Short problem> Would you transcribe the whole listing exactly, minus its pictures?

*** Task inputs

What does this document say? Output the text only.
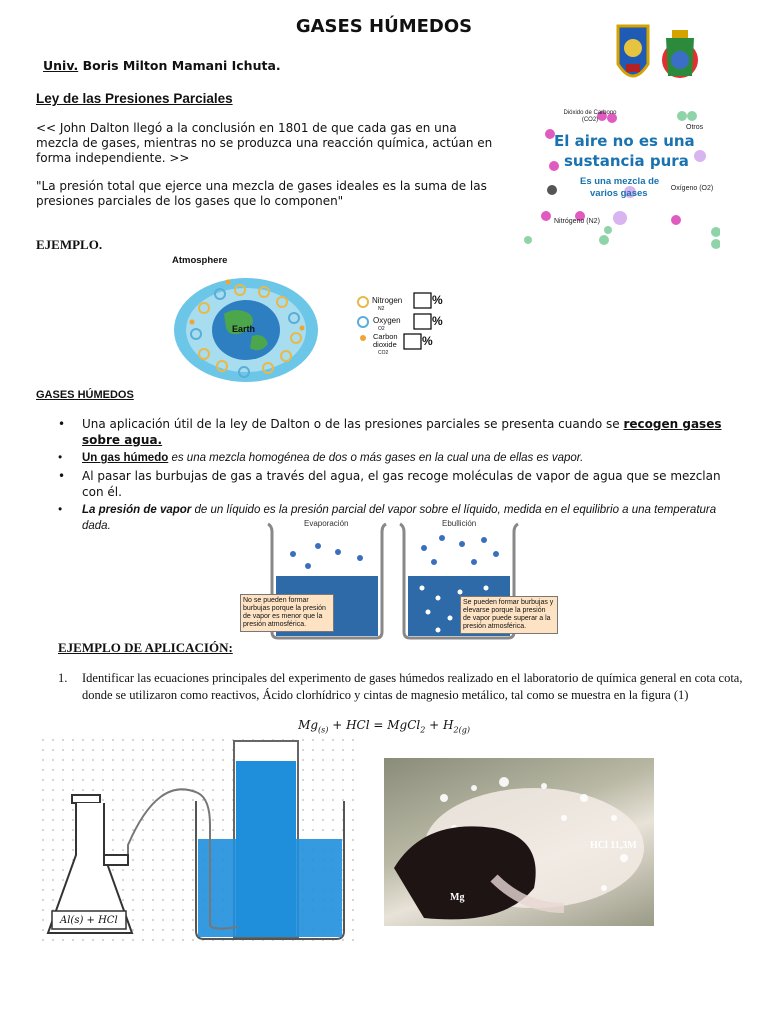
GASES HÚMEDOS
Univ. Boris Milton Mamani Ichuta.
Ley de las Presiones Parciales
<< John Dalton llegó a la conclusión en 1801 de que cada gas en una mezcla de gases, mientras no se produzca una reacción química, actúan en forma independiente. >>
"La presión total que ejerce una mezcla de gases ideales es la suma de las presiones parciales de los gases que lo componen"
Dióxido de Carbono (CO2)
Otros
El aire no es una
sustancia pura
Es una mezcla de
varios gases	Oxígeno (O2)
Nitrógeno (N2)
EJEMPLO.
Atmosphere
Earth
Nitrogen
N2
Oxygen
O2
Carbon dioxide
CO2
%
%
%
GASES HÚMEDOS
• Una aplicación útil de la ley de Dalton o de las presiones parciales se presenta cuando se recogen gases sobre agua.
• Un gas húmedo es una mezcla homogénea de dos o más gases en la cual una de ellas es vapor.
• Al pasar las burbujas de gas a través del agua, el gas recoge moléculas de vapor de agua que se mezclan con él.
• La presión de vapor de un líquido es la presión parcial del vapor sobre el líquido, medida en el equilibrio a una temperatura dada.	Evaporación	Ebullición
No se pueden formar burbujas porque la presión de vapor es menor que la presión atmosférica.
Se pueden formar burbujas y elevarse porque la presión de vapor puede superar a la presión atmosférica.
EJEMPLO DE APLICACIÓN:
1.	Identificar las ecuaciones principales del experimento de gases húmedos realizado en el laboratorio de química general en cota cota, donde se utilizaron como reactivos, Ácido clorhídrico y cintas de magnesio metálico, tal como se muestra en la figura (1)
$Mg_{(s)}$ + HCl = MgCl$_2$ + $H_{2(g)}$
Al(s) + HCl
HCl 11,3M
Mg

******

Output of the exercise>
What does this document say? Output the text only.
GASES HÚMEDOS
Univ. Boris Milton Mamani Ichuta.
Ley de las Presiones Parciales
<< John Dalton llegó a la conclusión en 1801 de que cada gas en una mezcla de gases, mientras no se produzca una reacción química, actúan en forma independiente. >>
"La presión total que ejerce una mezcla de gases ideales es la suma de las presiones parciales de los gases que lo componen"
Dióxido de Carbono (CO2)
Otros
El aire no es una
sustancia pura
Es una mezcla de
varios gases	Oxígeno (O2)
Nitrógeno (N2)
EJEMPLO.
Atmosphere
Earth
Nitrogen
N2
Oxygen
O2
Carbon dioxide
CO2
%
%
%
GASES HÚMEDOS
• Una aplicación útil de la ley de Dalton o de las presiones parciales se presenta cuando se recogen gases sobre agua.
• Un gas húmedo es una mezcla homogénea de dos o más gases en la cual una de ellas es vapor.
• Al pasar las burbujas de gas a través del agua, el gas recoge moléculas de vapor de agua que se mezclan con él.
• La presión de vapor de un líquido es la presión parcial del vapor sobre el líquido, medida en el equilibrio a una temperatura dada.	Evaporación	Ebullición
No se pueden formar burbujas porque la presión de vapor es menor que la presión atmosférica.
Se pueden formar burbujas y elevarse porque la presión de vapor puede superar a la presión atmosférica.
EJEMPLO DE APLICACIÓN:
1.	Identificar las ecuaciones principales del experimento de gases húmedos realizado en el laboratorio de química general en cota cota, donde se utilizaron como reactivos, Ácido clorhídrico y cintas de magnesio metálico, tal como se muestra en la figura (1)
$Mg_{(s)}$ + HCl = MgCl$_2$ + $H_{2(g)}$
Al(s) + HCl
HCl 11,3M
Mg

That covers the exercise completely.